Dataset records =
○ ○ ○ ○

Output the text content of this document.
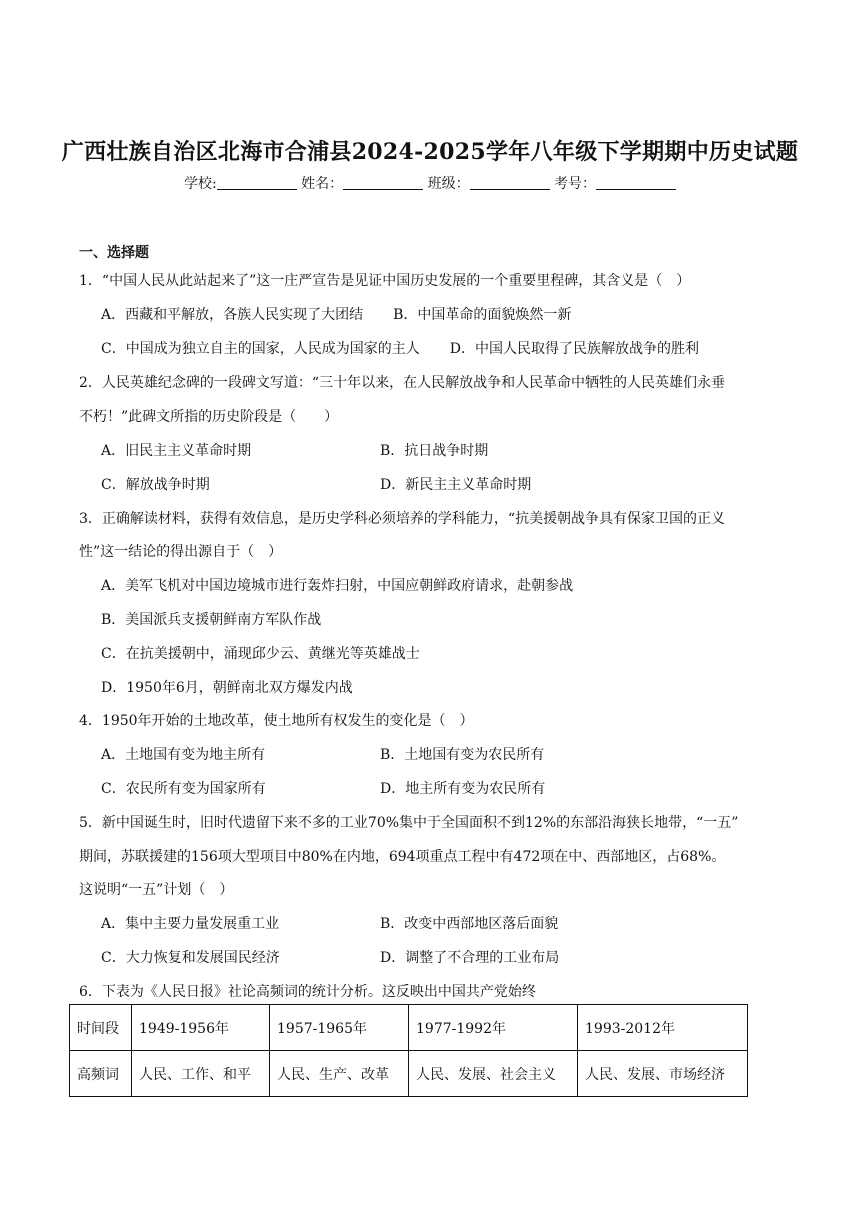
广西壮族自治区北海市合浦县2024-2025学年八年级下学期期中历史试题
学校:	姓名：	班级：	考号：
一、选择题
1．“中国人民从此站起来了”这一庄严宣告是见证中国历史发展的一个重要里程碑，其含义是（　）
A．西藏和平解放，各族人民实现了大团结 B．中国革命的面貌焕然一新
C．中国成为独立自主的国家，人民成为国家的主人 D．中国人民取得了民族解放战争的胜利
2．人民英雄纪念碑的一段碑文写道：“三十年以来，在人民解放战争和人民革命中牺牲的人民英雄们永垂
不朽！”此碑文所指的历史阶段是（　　）
A．旧民主主义革命时期	B．抗日战争时期
C．解放战争时期	D．新民主主义革命时期
3．正确解读材料，获得有效信息，是历史学科必须培养的学科能力，“抗美援朝战争具有保家卫国的正义
性”这一结论的得出源自于（　）
A．美军飞机对中国边境城市进行轰炸扫射，中国应朝鲜政府请求，赴朝参战
B．美国派兵支援朝鲜南方军队作战
C．在抗美援朝中，涌现邱少云、黄继光等英雄战士
D．1950年6月，朝鲜南北双方爆发内战
4．1950年开始的土地改革，使土地所有权发生的变化是（　）
A．土地国有变为地主所有	B．土地国有变为农民所有
C．农民所有变为国家所有	D．地主所有变为农民所有
5．新中国诞生时，旧时代遗留下来不多的工业70%集中于全国面积不到12%的东部沿海狭长地带，“一五”
期间，苏联援建的156项大型项目中80%在内地，694项重点工程中有472项在中、西部地区，占68%。
这说明“一五”计划（　）
A．集中主要力量发展重工业	B．改变中西部地区落后面貌
C．大力恢复和发展国民经济	D．调整了不合理的工业布局
6．下表为《人民日报》社论高频词的统计分析。这反映出中国共产党始终
时间段	1949-1956年	1957-1965年	1977-1992年	1993-2012年
高频词	人民、工作、和平	人民、生产、改革	人民、发展、社会主义	人民、发展、市场经济
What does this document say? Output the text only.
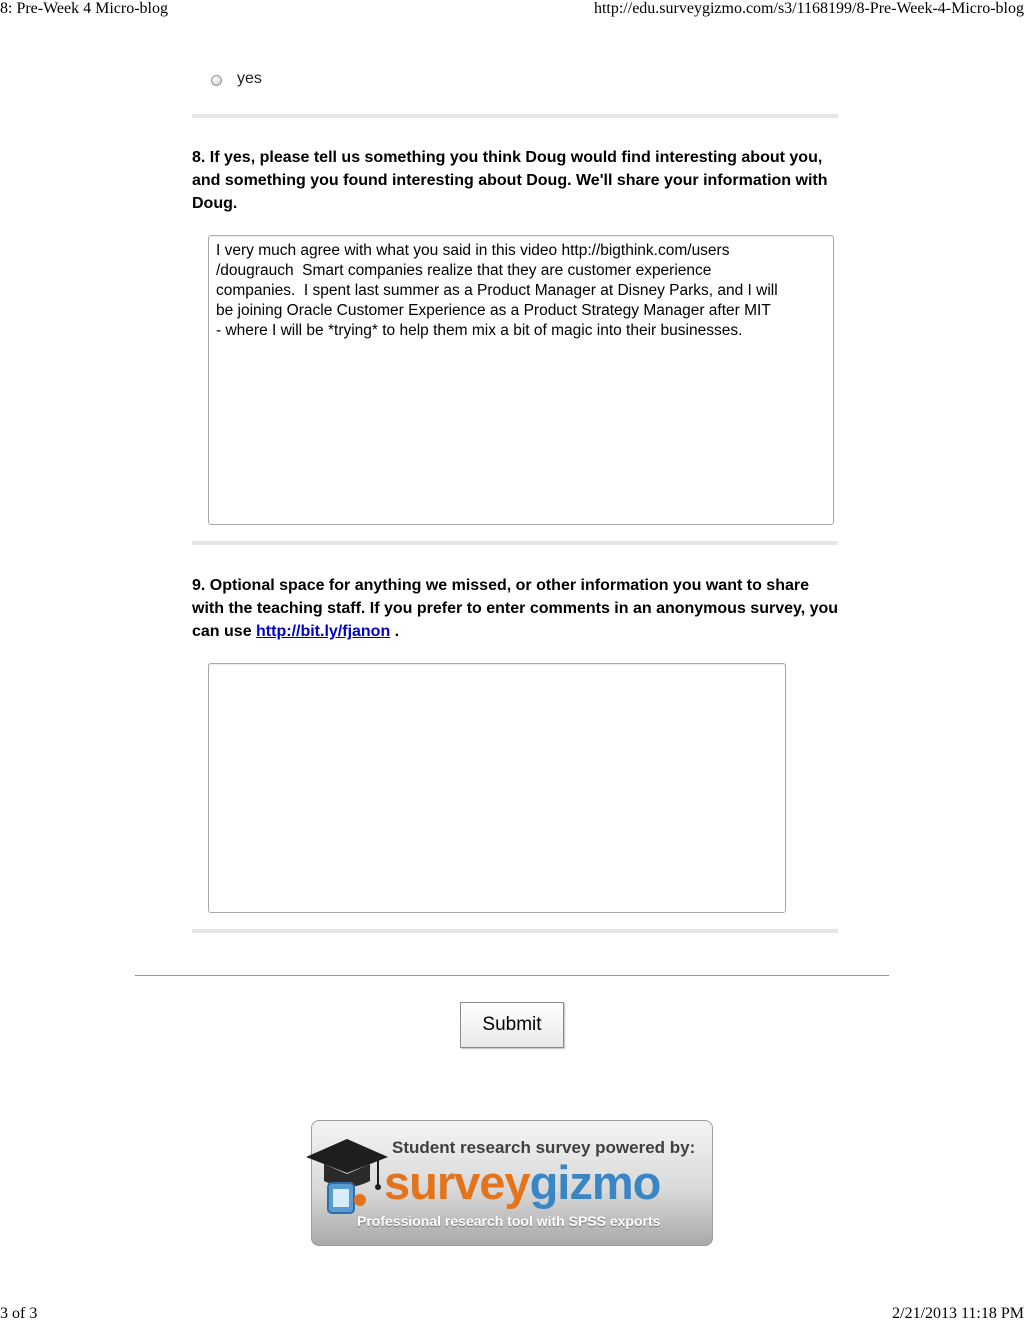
8: Pre-Week 4 Micro-blog	http://edu.surveygizmo.com/s3/1168199/8-Pre-Week-4-Micro-blog
yes
8. If yes, please tell us something you think Doug would find interesting about you, and something you found interesting about Doug. We'll share your information with Doug.
I very much agree with what you said in this video http://bigthink.com/users
/dougrauch  Smart companies realize that they are customer experience
companies.  I spent last summer as a Product Manager at Disney Parks, and I will
be joining Oracle Customer Experience as a Product Strategy Manager after MIT
- where I will be *trying* to help them mix a bit of magic into their businesses.
9. Optional space for anything we missed, or other information you want to share with the teaching staff. If you prefer to enter comments in an anonymous survey, you can use http://bit.ly/fjanon .
Submit
Student research survey powered by:
surveygizmo
Professional research tool with SPSS exports
3 of 3	2/21/2013 11:18 PM
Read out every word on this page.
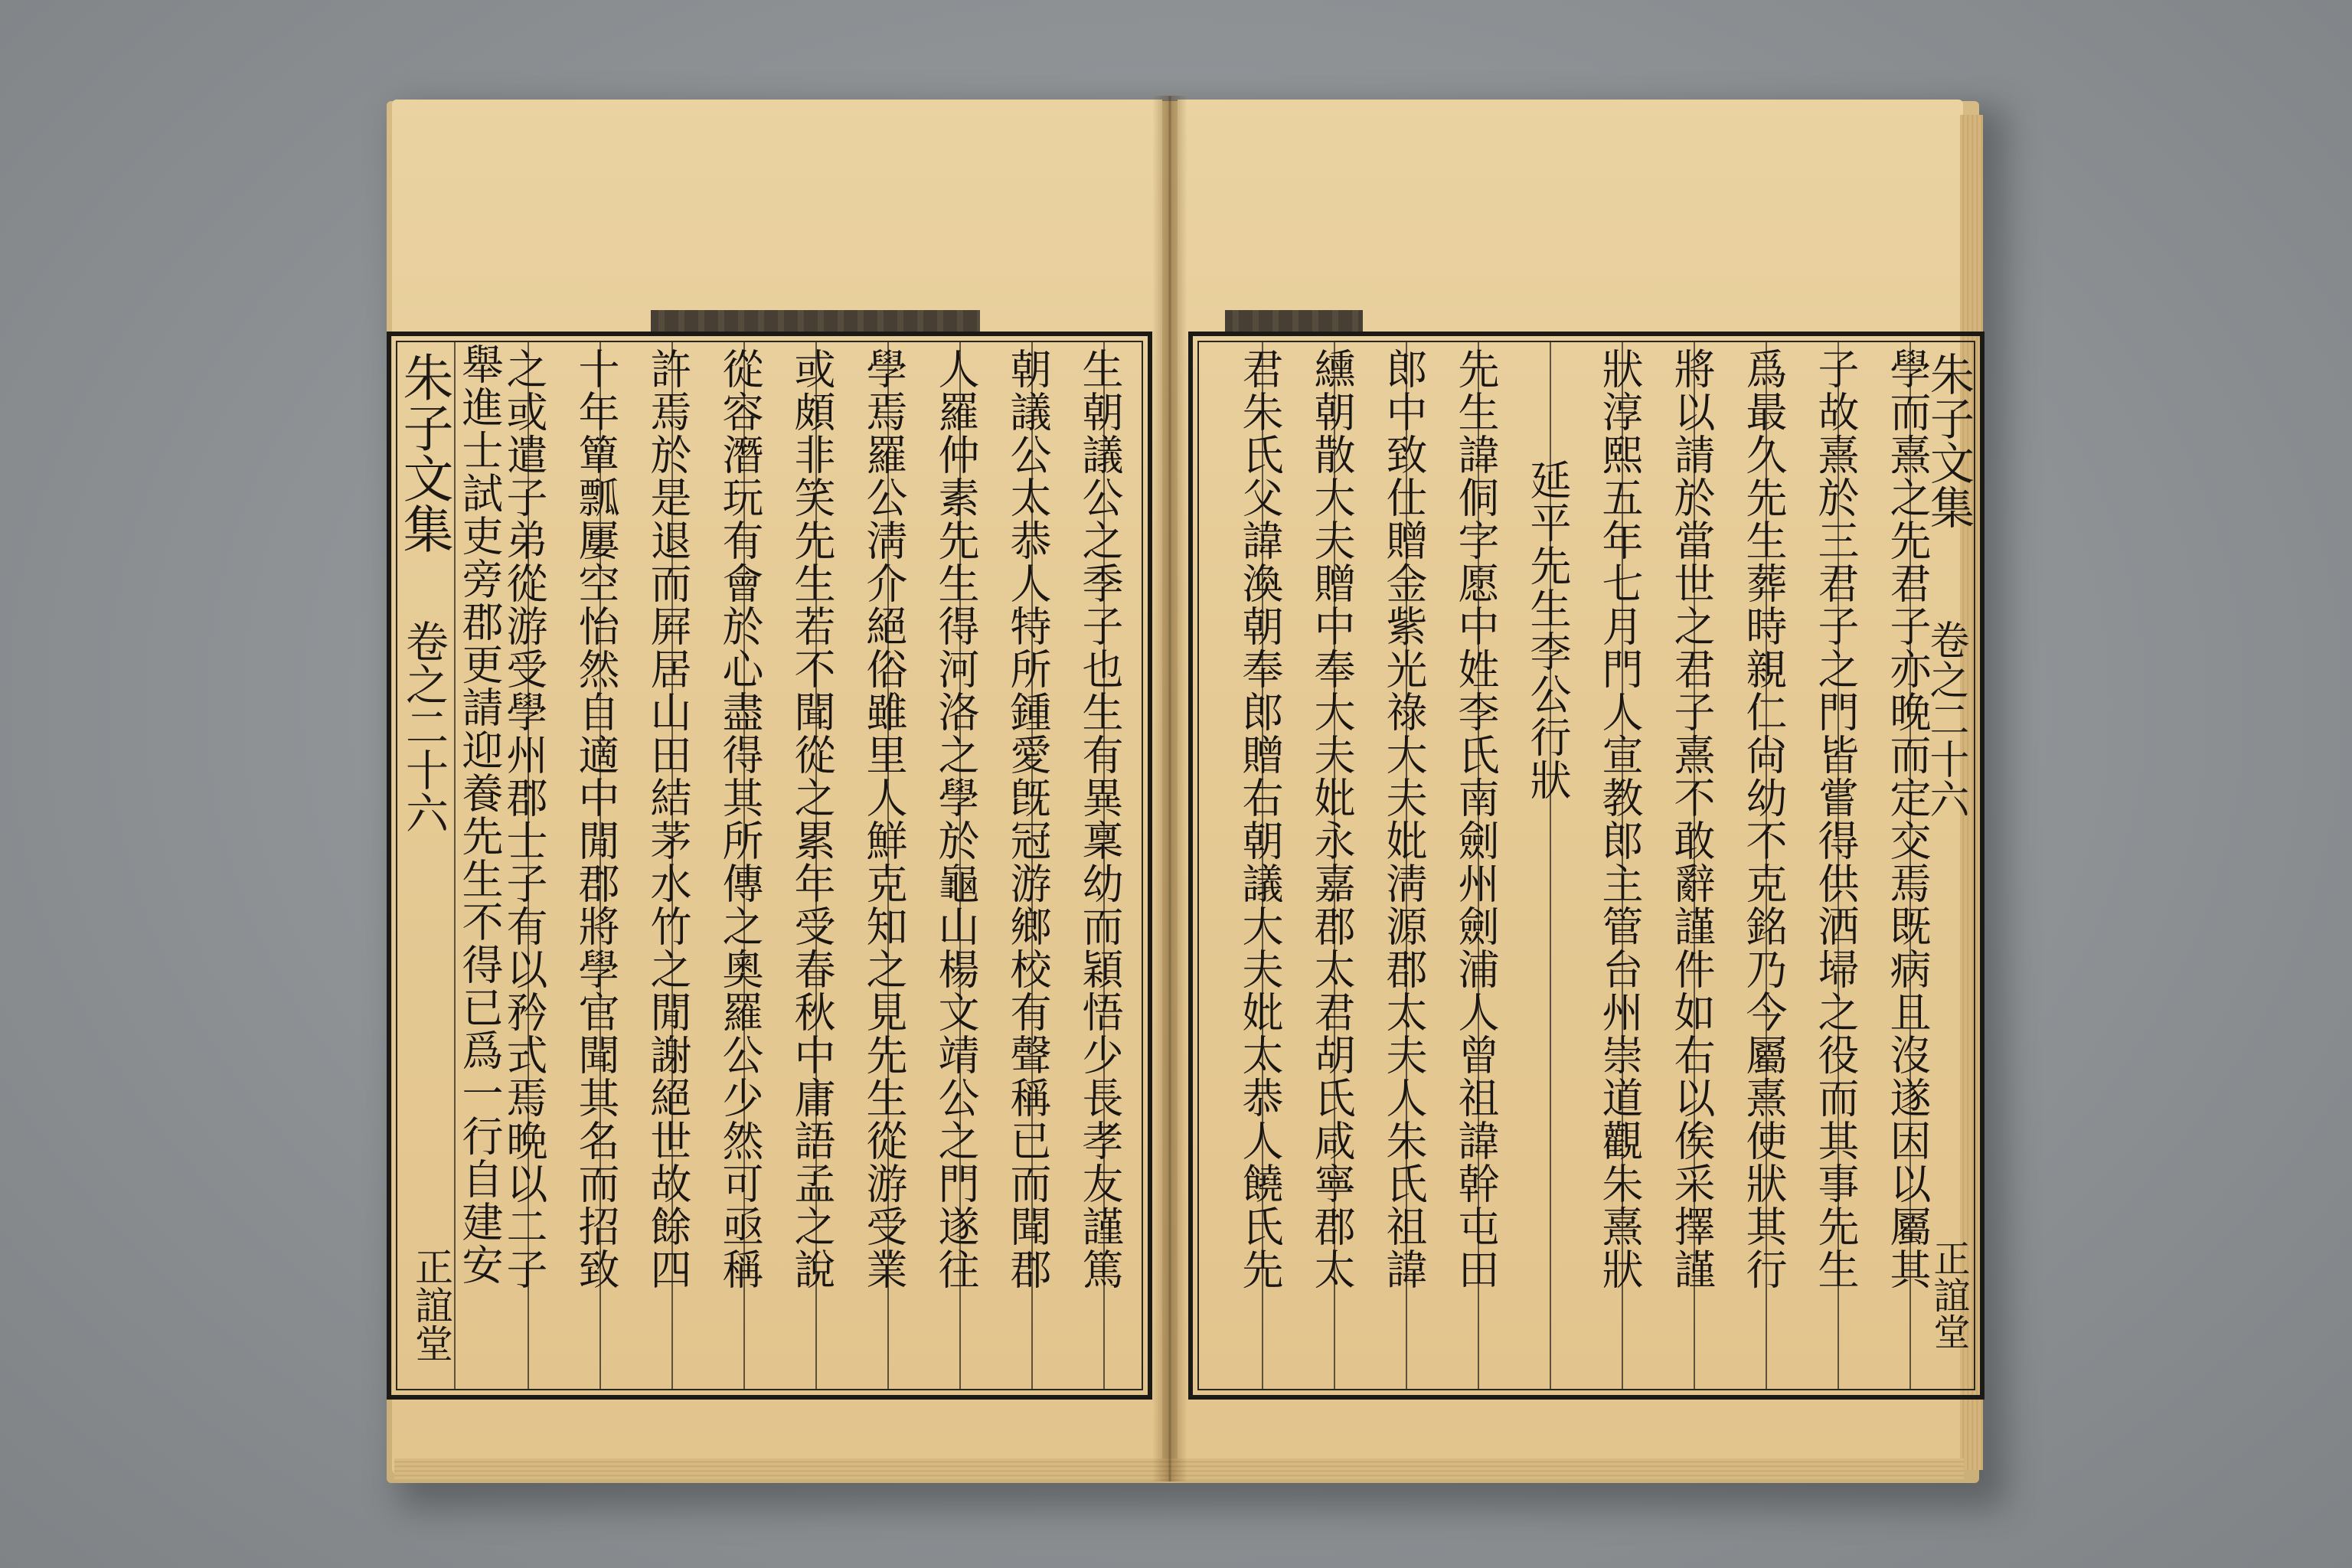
朱子文集
卷之二十六
正誼堂
生朝議公之季子也生有異稟幼而穎悟少長孝友謹篤
朝議公太恭人特所鍾愛旣冠游鄉校有聲稱已而聞郡
人羅仲素先生得河洛之學於龜山楊文靖公之門遂往
學焉羅公淸介絕俗雖里人鮮克知之見先生從游受業
或頗非笑先生若不聞從之累年受春秋中庸語孟之說
從容潛玩有會於心盡得其所傳之奧羅公少然可亟稱
許焉於是退而屛居山田結茅水竹之閒謝絕世故餘四
十年簞瓢屢空怡然自適中閒郡將學官聞其名而招致
之或遣子弟從游受學州郡士子有以矜式焉晩以二子
舉進士試吏旁郡更請迎養先生不得已爲一行自建安	朱子文集
卷之二十六
正誼堂
學而熹之先君子亦晚而定交焉既病且沒遂因以屬其
子故熹於三君子之門皆嘗得供洒埽之役而其事先生
爲最久先生葬時親仁尙幼不克銘乃今屬熹使狀其行
將以請於當世之君子熹不敢辭謹件如右以俟采擇謹
狀淳熙五年七月門人宣教郎主管台州崇道觀朱熹狀
延平先生李公行狀
先生諱侗字愿中姓李氏南劍州劍浦人曾祖諱幹屯田
郎中致仕贈金紫光祿大夫妣淸源郡太夫人朱氏祖諱
纁朝散大夫贈中奉大夫妣永嘉郡太君胡氏咸寧郡太
君朱氏父諱渙朝奉郎贈右朝議大夫妣太恭人饒氏先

○ ○ ○ ○

Work required =
Exactly as written, return every line of the listing, but not the pictures.

Response to this exercise =
Output the text content of this document.
广西壮族自治区北海市合浦县2024-2025学年八年级下学期期中历史试题
学校:	姓名：	班级：	考号：
一、选择题
1．“中国人民从此站起来了”这一庄严宣告是见证中国历史发展的一个重要里程碑，其含义是（　）
A．西藏和平解放，各族人民实现了大团结 B．中国革命的面貌焕然一新
C．中国成为独立自主的国家，人民成为国家的主人 D．中国人民取得了民族解放战争的胜利
2．人民英雄纪念碑的一段碑文写道：“三十年以来，在人民解放战争和人民革命中牺牲的人民英雄们永垂
不朽！”此碑文所指的历史阶段是（　　）
A．旧民主主义革命时期	B．抗日战争时期
C．解放战争时期	D．新民主主义革命时期
3．正确解读材料，获得有效信息，是历史学科必须培养的学科能力，“抗美援朝战争具有保家卫国的正义
性”这一结论的得出源自于（　）
A．美军飞机对中国边境城市进行轰炸扫射，中国应朝鲜政府请求，赴朝参战
B．美国派兵支援朝鲜南方军队作战
C．在抗美援朝中，涌现邱少云、黄继光等英雄战士
D．1950年6月，朝鲜南北双方爆发内战
4．1950年开始的土地改革，使土地所有权发生的变化是（　）
A．土地国有变为地主所有	B．土地国有变为农民所有
C．农民所有变为国家所有	D．地主所有变为农民所有
5．新中国诞生时，旧时代遗留下来不多的工业70%集中于全国面积不到12%的东部沿海狭长地带，“一五”
期间，苏联援建的156项大型项目中80%在内地，694项重点工程中有472项在中、西部地区，占68%。
这说明“一五”计划（　）
A．集中主要力量发展重工业	B．改变中西部地区落后面貌
C．大力恢复和发展国民经济	D．调整了不合理的工业布局
6．下表为《人民日报》社论高频词的统计分析。这反映出中国共产党始终
时间段	1949-1956年	1957-1965年	1977-1992年	1993-2012年
高频词	人民、工作、和平	人民、生产、改革	人民、发展、社会主义	人民、发展、市场经济
What does this document say? Output the text only.
8: Pre-Week 4 Micro-blog	http://edu.surveygizmo.com/s3/1168199/8-Pre-Week-4-Micro-blog
yes
8. If yes, please tell us something you think Doug would find interesting about you, and something you found interesting about Doug. We'll share your information with Doug.
I very much agree with what you said in this video http://bigthink.com/users
/dougrauch  Smart companies realize that they are customer experience
companies.  I spent last summer as a Product Manager at Disney Parks, and I will
be joining Oracle Customer Experience as a Product Strategy Manager after MIT
- where I will be *trying* to help them mix a bit of magic into their businesses.
9. Optional space for anything we missed, or other information you want to share with the teaching staff. If you prefer to enter comments in an anonymous survey, you can use http://bit.ly/fjanon .
Submit
Student research survey powered by:
surveygizmo
Professional research tool with SPSS exports
3 of 3	2/21/2013 11:18 PM
Read out every word on this page.
朱子文集
卷之二十六
正誼堂
生朝議公之季子也生有異稟幼而穎悟少長孝友謹篤
朝議公太恭人特所鍾愛旣冠游鄉校有聲稱已而聞郡
人羅仲素先生得河洛之學於龜山楊文靖公之門遂往
學焉羅公淸介絕俗雖里人鮮克知之見先生從游受業
或頗非笑先生若不聞從之累年受春秋中庸語孟之說
從容潛玩有會於心盡得其所傳之奧羅公少然可亟稱
許焉於是退而屛居山田結茅水竹之閒謝絕世故餘四
十年簞瓢屢空怡然自適中閒郡將學官聞其名而招致
之或遣子弟從游受學州郡士子有以矜式焉晩以二子
舉進士試吏旁郡更請迎養先生不得已爲一行自建安	朱子文集
卷之二十六
正誼堂
學而熹之先君子亦晚而定交焉既病且沒遂因以屬其
子故熹於三君子之門皆嘗得供洒埽之役而其事先生
爲最久先生葬時親仁尙幼不克銘乃今屬熹使狀其行
將以請於當世之君子熹不敢辭謹件如右以俟采擇謹
狀淳熙五年七月門人宣教郎主管台州崇道觀朱熹狀
延平先生李公行狀
先生諱侗字愿中姓李氏南劍州劍浦人曾祖諱幹屯田
郎中致仕贈金紫光祿大夫妣淸源郡太夫人朱氏祖諱
纁朝散大夫贈中奉大夫妣永嘉郡太君胡氏咸寧郡太
君朱氏父諱渙朝奉郎贈右朝議大夫妣太恭人饒氏先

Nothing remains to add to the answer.